── Dataset content ──
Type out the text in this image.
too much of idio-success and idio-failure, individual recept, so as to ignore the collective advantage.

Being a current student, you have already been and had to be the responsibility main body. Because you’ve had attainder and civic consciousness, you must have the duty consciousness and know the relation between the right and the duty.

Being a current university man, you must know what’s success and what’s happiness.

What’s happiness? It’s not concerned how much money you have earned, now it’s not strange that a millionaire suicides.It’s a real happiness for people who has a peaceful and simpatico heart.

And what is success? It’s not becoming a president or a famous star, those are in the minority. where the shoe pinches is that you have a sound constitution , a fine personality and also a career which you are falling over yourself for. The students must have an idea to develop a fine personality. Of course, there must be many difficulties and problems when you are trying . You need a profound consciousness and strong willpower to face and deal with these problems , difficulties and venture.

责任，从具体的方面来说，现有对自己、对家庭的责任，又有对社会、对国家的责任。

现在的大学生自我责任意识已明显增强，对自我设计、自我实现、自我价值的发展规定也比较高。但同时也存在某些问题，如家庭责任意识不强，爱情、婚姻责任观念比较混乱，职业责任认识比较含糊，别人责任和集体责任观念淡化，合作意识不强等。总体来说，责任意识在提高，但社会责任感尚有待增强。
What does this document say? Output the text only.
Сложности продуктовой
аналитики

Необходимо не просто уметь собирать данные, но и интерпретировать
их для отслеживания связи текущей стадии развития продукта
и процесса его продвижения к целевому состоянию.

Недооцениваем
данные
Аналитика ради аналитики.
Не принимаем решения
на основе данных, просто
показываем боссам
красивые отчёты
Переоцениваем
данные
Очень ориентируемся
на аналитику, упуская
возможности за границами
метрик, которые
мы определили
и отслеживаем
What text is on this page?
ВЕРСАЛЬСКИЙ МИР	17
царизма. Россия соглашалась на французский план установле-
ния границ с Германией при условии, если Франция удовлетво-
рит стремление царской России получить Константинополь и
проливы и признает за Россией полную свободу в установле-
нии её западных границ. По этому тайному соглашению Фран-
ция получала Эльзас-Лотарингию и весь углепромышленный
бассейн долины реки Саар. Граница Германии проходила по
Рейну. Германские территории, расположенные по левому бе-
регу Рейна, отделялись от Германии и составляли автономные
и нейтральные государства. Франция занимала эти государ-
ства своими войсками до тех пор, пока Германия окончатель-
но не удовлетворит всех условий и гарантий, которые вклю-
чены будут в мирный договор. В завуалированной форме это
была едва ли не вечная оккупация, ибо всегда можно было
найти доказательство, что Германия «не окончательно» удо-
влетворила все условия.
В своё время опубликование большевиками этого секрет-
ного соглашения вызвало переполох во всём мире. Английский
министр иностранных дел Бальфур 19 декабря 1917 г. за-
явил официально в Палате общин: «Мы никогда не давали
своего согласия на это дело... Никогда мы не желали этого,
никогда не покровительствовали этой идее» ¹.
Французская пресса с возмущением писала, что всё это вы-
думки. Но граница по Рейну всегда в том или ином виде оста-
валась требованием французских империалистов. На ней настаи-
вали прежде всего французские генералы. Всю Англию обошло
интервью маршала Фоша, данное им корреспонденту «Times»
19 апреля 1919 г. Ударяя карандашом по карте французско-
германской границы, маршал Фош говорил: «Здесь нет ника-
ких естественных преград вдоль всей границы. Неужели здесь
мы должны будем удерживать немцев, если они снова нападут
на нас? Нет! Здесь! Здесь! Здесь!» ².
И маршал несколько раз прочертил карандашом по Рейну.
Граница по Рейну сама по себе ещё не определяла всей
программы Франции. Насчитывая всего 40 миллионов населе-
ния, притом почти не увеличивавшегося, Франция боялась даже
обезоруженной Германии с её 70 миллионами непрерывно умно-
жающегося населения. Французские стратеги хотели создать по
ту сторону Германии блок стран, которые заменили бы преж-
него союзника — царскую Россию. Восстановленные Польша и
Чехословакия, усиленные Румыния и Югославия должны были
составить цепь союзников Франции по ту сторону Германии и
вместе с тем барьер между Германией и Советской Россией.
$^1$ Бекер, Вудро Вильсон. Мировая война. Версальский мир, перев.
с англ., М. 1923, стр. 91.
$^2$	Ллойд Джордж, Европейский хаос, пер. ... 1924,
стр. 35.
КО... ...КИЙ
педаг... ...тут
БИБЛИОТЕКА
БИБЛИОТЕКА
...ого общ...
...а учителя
───
:: To be done ::
Look through the records and gather every line containing "Франция".

:: Expected output ::
ния границ с Германией при условии, если Франция удовлетво-
и нейтральные государства. Франция занимала эти государ-
ния, притом почти не увеличивавшегося, Франция боялась даже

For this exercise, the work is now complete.